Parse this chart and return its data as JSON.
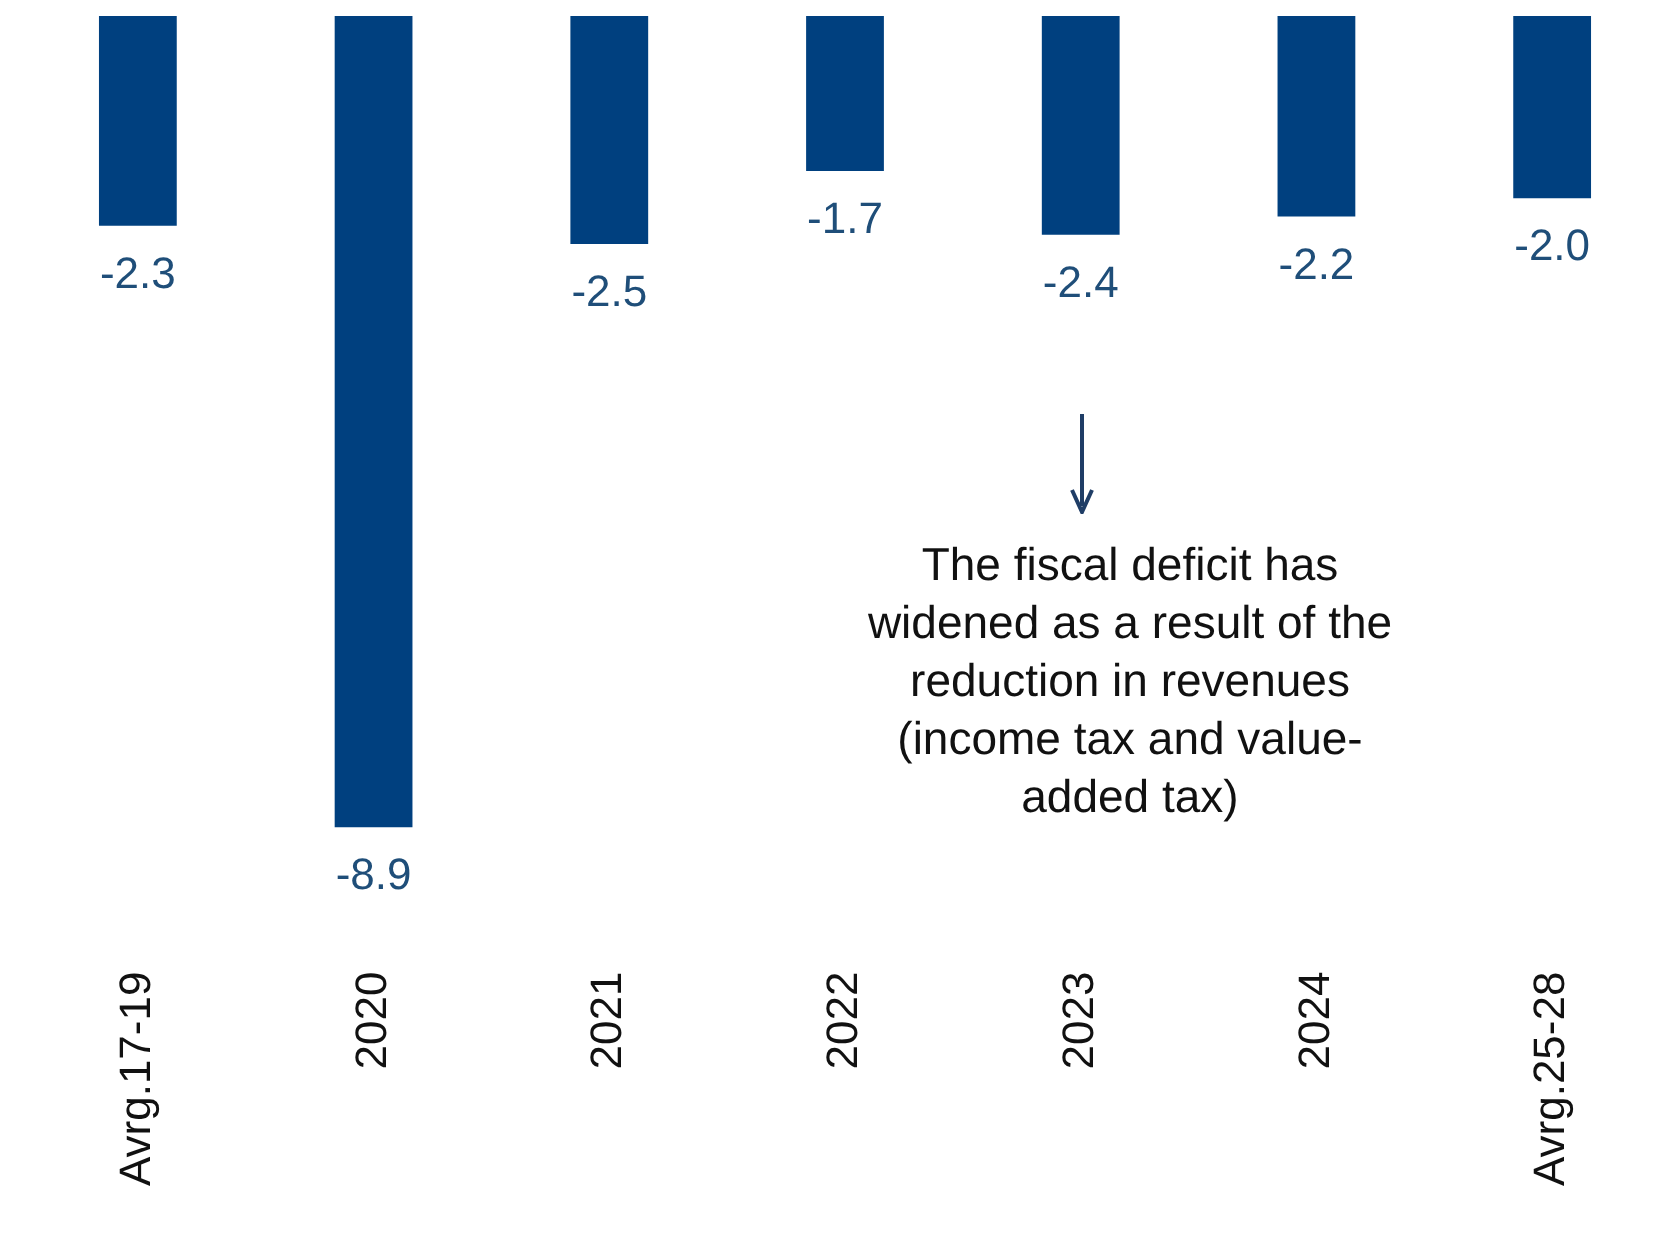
{
  "chart_data": {
    "type": "bar",
    "categories": [
      "Avrg.17-19",
      "2020",
      "2021",
      "2022",
      "2023",
      "2024",
      "Avrg.25-28"
    ],
    "values": [
      -2.3,
      -8.9,
      -2.5,
      -1.7,
      -2.4,
      -2.2,
      -2.0
    ],
    "color": "#00407f",
    "value_labels": [
      "-2.3",
      "-8.9",
      "-2.5",
      "-1.7",
      "-2.4",
      "-2.2",
      "-2.0"
    ],
    "grid": false,
    "legend": false,
    "tick_labels": "x",
    "annotations": [
      "The fiscal deficit has widened as a result of the reduction in revenues (income tax and value-added tax)"
    ]
  }
}
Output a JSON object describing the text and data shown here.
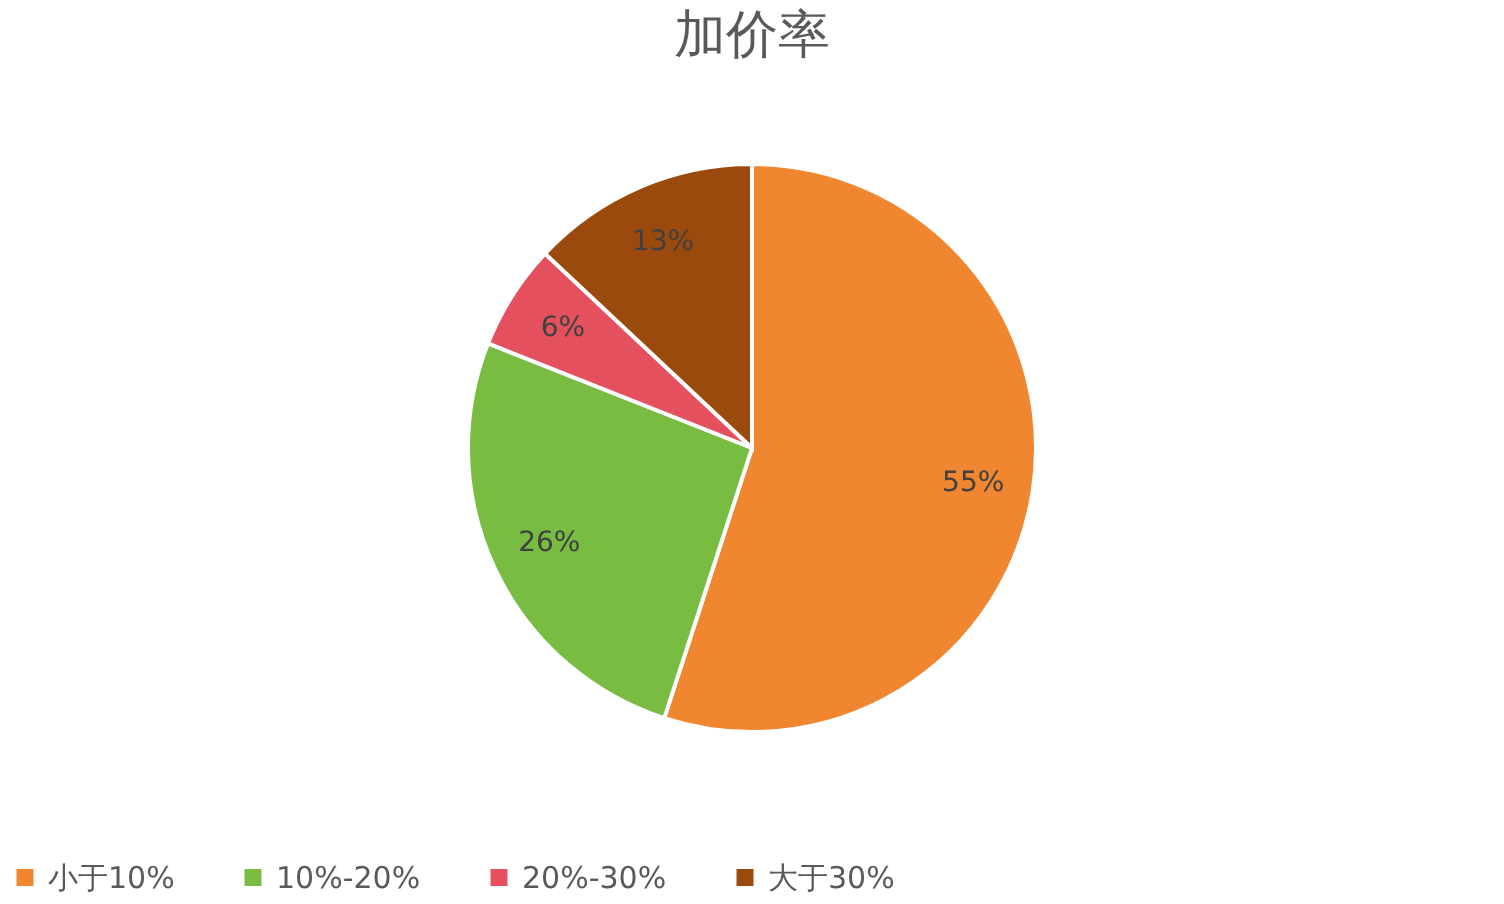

----------

Skip the pictures and print each record exactly as it stands.

Parse this chart and return its data as JSON.
{
  "chart_data": {
    "type": "bar",
    "categories": [
      "Avrg.17-19",
      "2020",
      "2021",
      "2022",
      "2023",
      "2024",
      "Avrg.25-28"
    ],
    "values": [
      -2.3,
      -8.9,
      -2.5,
      -1.7,
      -2.4,
      -2.2,
      -2.0
    ],
    "color": "#00407f",
    "value_labels": [
      "-2.3",
      "-8.9",
      "-2.5",
      "-1.7",
      "-2.4",
      "-2.2",
      "-2.0"
    ],
    "grid": false,
    "legend": false,
    "tick_labels": "x",
    "annotations": [
      "The fiscal deficit has widened as a result of the reduction in revenues (income tax and value-added tax)"
    ]
  }
}
Output a JSON object describing the text and data shown here.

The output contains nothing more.